### Entries shown
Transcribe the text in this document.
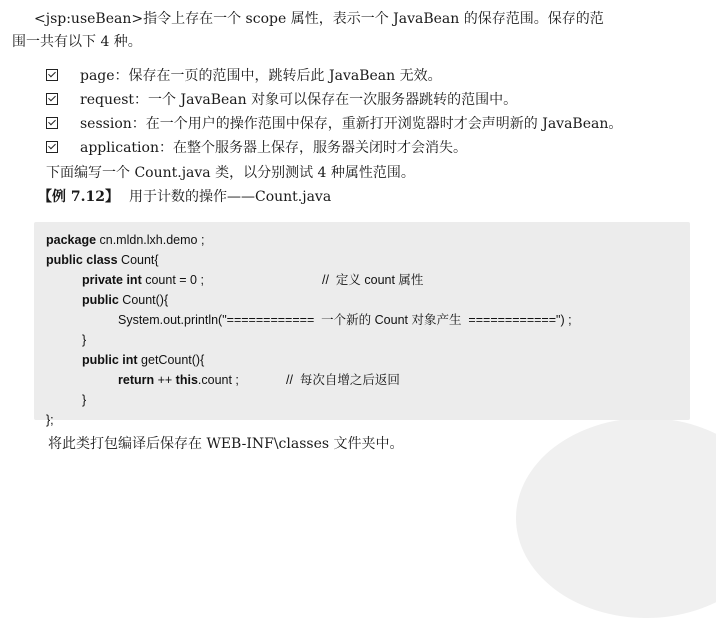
<jsp:useBean>指令上存在一个 scope 属性，表示一个 JavaBean 的保存范围。保存的范
围一共有以下 4 种。
page：保存在一页的范围中，跳转后此 JavaBean 无效。
request：一个 JavaBean 对象可以保存在一次服务器跳转的范围中。
session：在一个用户的操作范围中保存，重新打开浏览器时才会声明新的 JavaBean。
application：在整个服务器上保存，服务器关闭时才会消失。
下面编写一个 Count.java 类，以分别测试 4 种属性范围。
【例 7.12】 用于计数的操作——Count.java
package cn.mldn.lxh.demo ;
public class Count{
private int count = 0 ;	//  定义 count 属性
public Count(){
System.out.println("============  一个新的 Count 对象产生  ============") ;
}
public int getCount(){
return ++ this.count ;	//  每次自增之后返回
}
};
将此类打包编译后保存在 WEB-INF\classes 文件夹中。
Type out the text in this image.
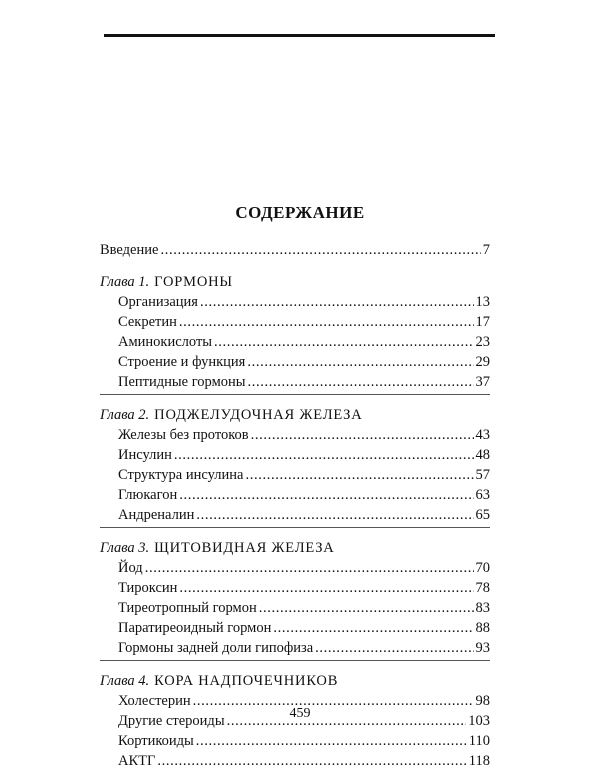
СОДЕРЖАНИЕ
Введение . . .	7
Глава 1. ГОРМОНЫ
Организация . . .	13
Секретин . . .	17
Аминокислоты . . .	23
Строение и функция . . .	29
Пептидные гормоны . . .	37
Глава 2. ПОДЖЕЛУДОЧНАЯ ЖЕЛЕЗА
Железы без протоков . . .	43
Инсулин . . .	48
Структура инсулина . . .	57
Глюкагон . . .	63
Андреналин . . .	65
Глава 3. ЩИТОВИДНАЯ ЖЕЛЕЗА
Йод . . .	70
Тироксин . . .	78
Тиреотропный гормон . . .	83
Паратиреоидный гормон . . .	88
Гормоны задней доли гипофиза . . .	93
Глава 4. КОРА НАДПОЧЕЧНИКОВ
Холестерин . . .	98
Другие стероиды . . .	103
Кортикоиды . . .	110
АКТГ . . .	118
459
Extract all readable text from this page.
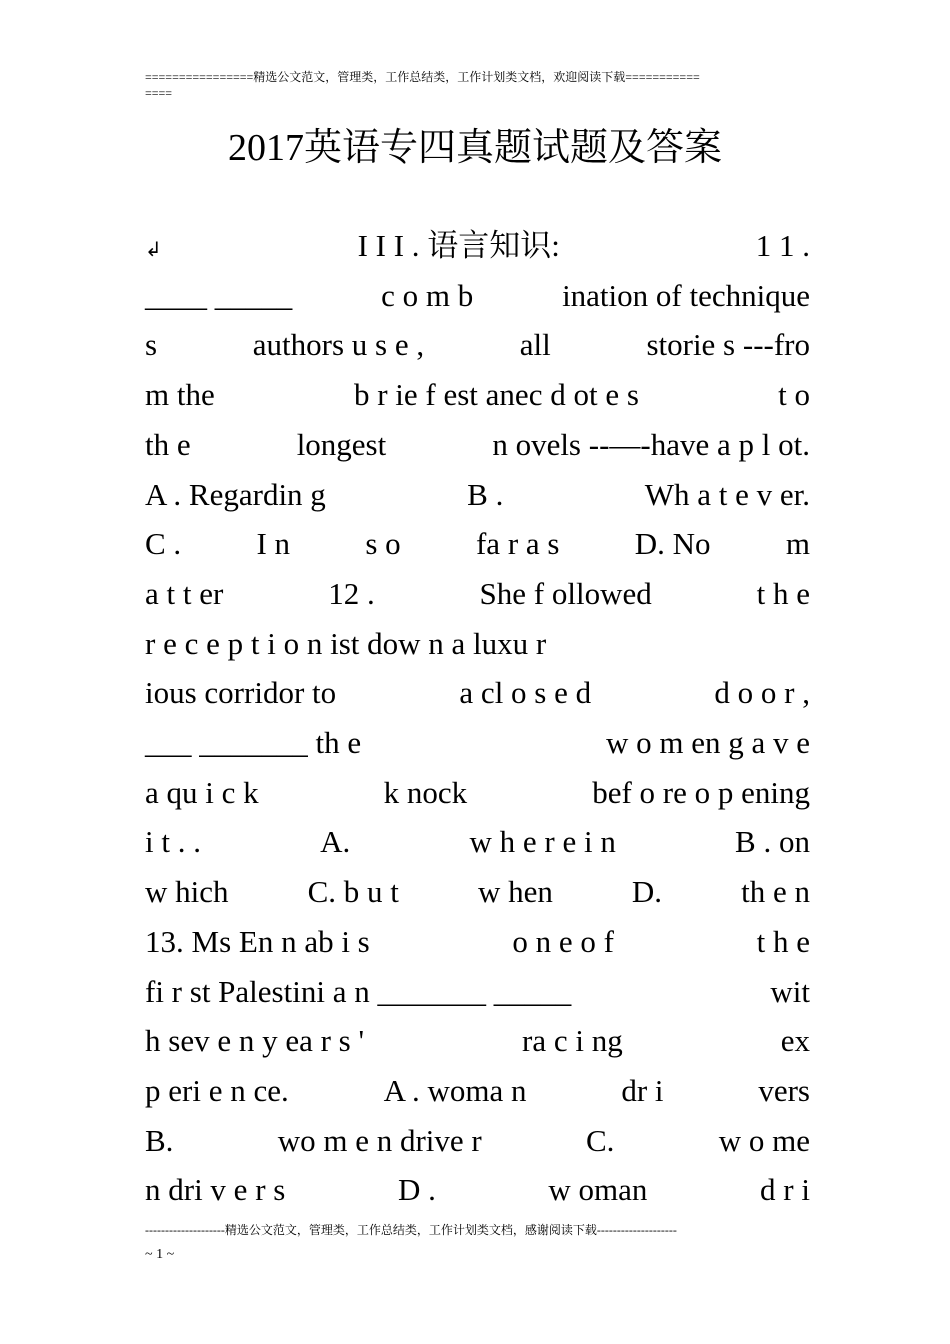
================精选公文范文，管理类，工作总结类，工作计划类文档，欢迎阅读下载===========
====
2017英语专四真题试题及答案
↲	I I I . 语言知识:	1 1 .
____ _____	c o m b	ination of technique
s	authors u s e ,	all	storie s ---fro
m the	b r ie f est anec d ot e s	t o
th e	longest	n ovels --—-have a p l ot.
A . Regardin g	B .	Wh a t e v er.
C . I n s o fa r a s D. No m
a t t er	12 .	She f ollowed	t h e
r e c e p t i o n ist dow n a luxu r
ious corridor to	a cl o s e d	d o o r ,
___ _______ th e	w o m en g a v e
a qu i c k	k nock	bef o re o p ening
i t . .	A.	w h e r e i n	B . on
w hich	C. b u t	w hen	D.	th e n
13. Ms En n ab i s	o n e o f	t h e
fi r st Palestini a n _______ _____	wit
h sev e n y ea r s '	ra c i ng	ex
p eri e n ce.	A . woma n	dr i	vers
B.	wo m e n drive r	C.	w o me
n dri v e r s	D .	w oman	d r i
--------------------精选公文范文，管理类，工作总结类，工作计划类文档，感谢阅读下载--------------------
~ 1 ~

### Task objective
Sift the material for lines with the string "this". Copy each one found.

### Correct response
Transcribe the text in this document.
return ++ this.count ;	//  每次自增之后返回
Type out the text in this image.
Extract all readable text from this page.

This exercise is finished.